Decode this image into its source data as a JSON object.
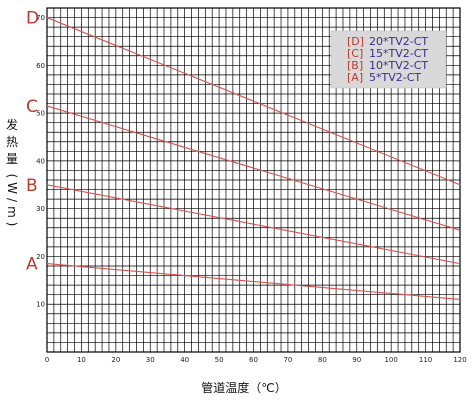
{
  "chart_data": {
    "type": "line",
    "title": "",
    "xlabel": "管道温度（℃）",
    "ylabel_chars": [
      "发",
      "热",
      "量",
      "(",
      "W",
      "/",
      "m",
      ")"
    ],
    "xlim": [
      0,
      120
    ],
    "ylim": [
      0,
      72
    ],
    "x_ticks": [
      0,
      10,
      20,
      30,
      40,
      50,
      60,
      70,
      80,
      90,
      100,
      110,
      120
    ],
    "y_ticks": [
      10,
      20,
      30,
      40,
      50,
      60,
      70
    ],
    "grid": true,
    "legend_position": "top-right",
    "series": [
      {
        "key": "D",
        "name": "20*TV2-CT",
        "x": [
          0,
          120
        ],
        "y": [
          70,
          35
        ]
      },
      {
        "key": "C",
        "name": "15*TV2-CT",
        "x": [
          0,
          120
        ],
        "y": [
          51.5,
          25.5
        ]
      },
      {
        "key": "B",
        "name": "10*TV2-CT",
        "x": [
          0,
          120
        ],
        "y": [
          35,
          18.5
        ]
      },
      {
        "key": "A",
        "name": "5*TV2-CT",
        "x": [
          0,
          120
        ],
        "y": [
          18.5,
          11
        ]
      }
    ],
    "legend_order": [
      "D",
      "C",
      "B",
      "A"
    ],
    "colors": {
      "curve": "#d9534f",
      "grid": "#000000",
      "legend_bg": "#d9d9d9",
      "legend_name": "#3a2e8a",
      "letter": "#c0392b"
    }
  }
}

■ ■ ■ ■

Do this: Reproduce the data above in full, exactly as it is, with the pictures left out.

Full answer:
Decode this image into its source data as a JSON object.
{
  "chart_data": {
    "type": "line",
    "title": "",
    "xlabel": "管道温度（℃）",
    "ylabel_chars": [
      "发",
      "热",
      "量",
      "(",
      "W",
      "/",
      "m",
      ")"
    ],
    "xlim": [
      0,
      120
    ],
    "ylim": [
      0,
      72
    ],
    "x_ticks": [
      0,
      10,
      20,
      30,
      40,
      50,
      60,
      70,
      80,
      90,
      100,
      110,
      120
    ],
    "y_ticks": [
      10,
      20,
      30,
      40,
      50,
      60,
      70
    ],
    "grid": true,
    "legend_position": "top-right",
    "series": [
      {
        "key": "D",
        "name": "20*TV2-CT",
        "x": [
          0,
          120
        ],
        "y": [
          70,
          35
        ]
      },
      {
        "key": "C",
        "name": "15*TV2-CT",
        "x": [
          0,
          120
        ],
        "y": [
          51.5,
          25.5
        ]
      },
      {
        "key": "B",
        "name": "10*TV2-CT",
        "x": [
          0,
          120
        ],
        "y": [
          35,
          18.5
        ]
      },
      {
        "key": "A",
        "name": "5*TV2-CT",
        "x": [
          0,
          120
        ],
        "y": [
          18.5,
          11
        ]
      }
    ],
    "legend_order": [
      "D",
      "C",
      "B",
      "A"
    ],
    "colors": {
      "curve": "#d9534f",
      "grid": "#000000",
      "legend_bg": "#d9d9d9",
      "legend_name": "#3a2e8a",
      "letter": "#c0392b"
    }
  }
}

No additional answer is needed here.